Items from a dataset
-*-*-

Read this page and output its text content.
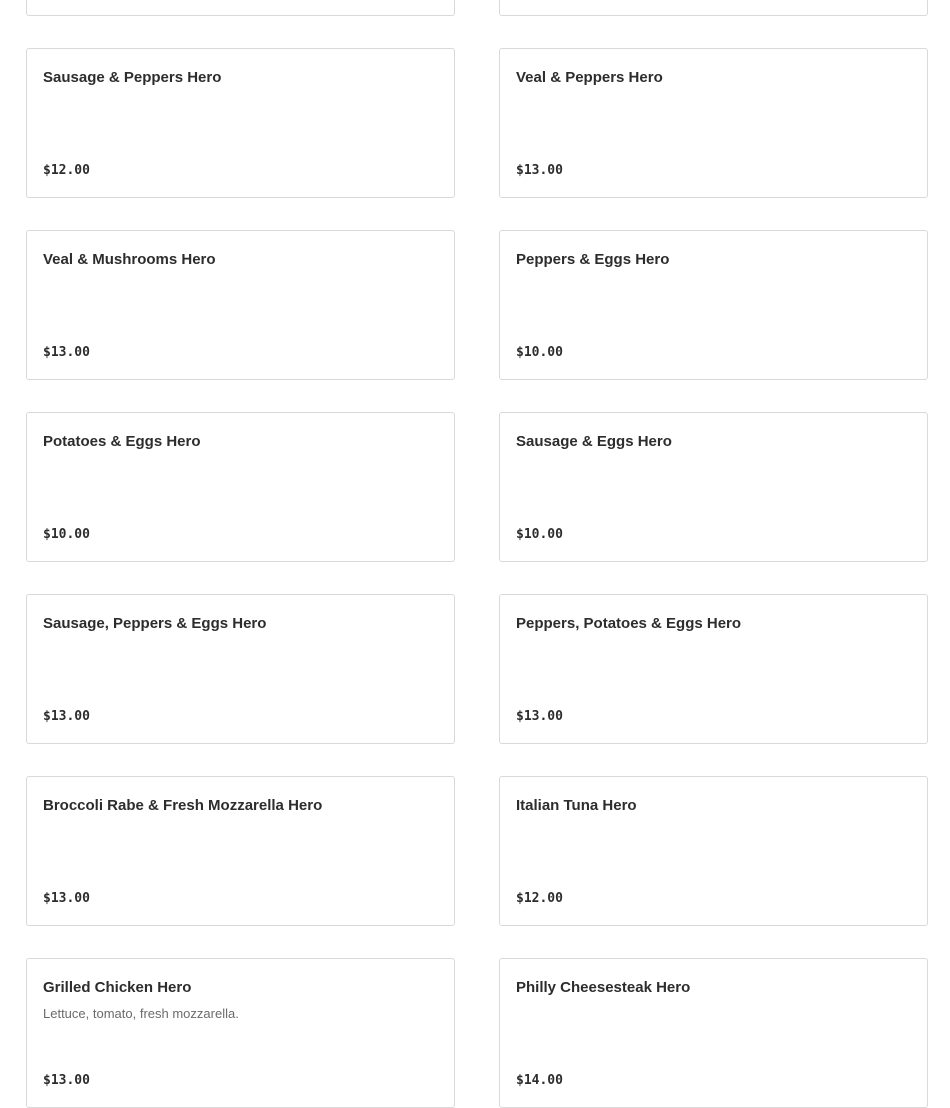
Sausage & Peppers Hero
$12.00
Veal & Peppers Hero
$13.00
Veal & Mushrooms Hero
$13.00
Peppers & Eggs Hero
$10.00
Potatoes & Eggs Hero
$10.00
Sausage & Eggs Hero
$10.00
Sausage, Peppers & Eggs Hero
$13.00
Peppers, Potatoes & Eggs Hero
$13.00
Broccoli Rabe & Fresh Mozzarella Hero
$13.00
Italian Tuna Hero
$12.00
Grilled Chicken Hero
Lettuce, tomato, fresh mozzarella.
$13.00
Philly Cheesesteak Hero
$14.00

-*-*-

- PROBLEM TO SOLVE
Copy whichever lines in the listing above contain the word "Sausage".

- WRITTEN REPLY
Sausage & Peppers Hero
Sausage & Eggs Hero
Sausage, Peppers & Eggs Hero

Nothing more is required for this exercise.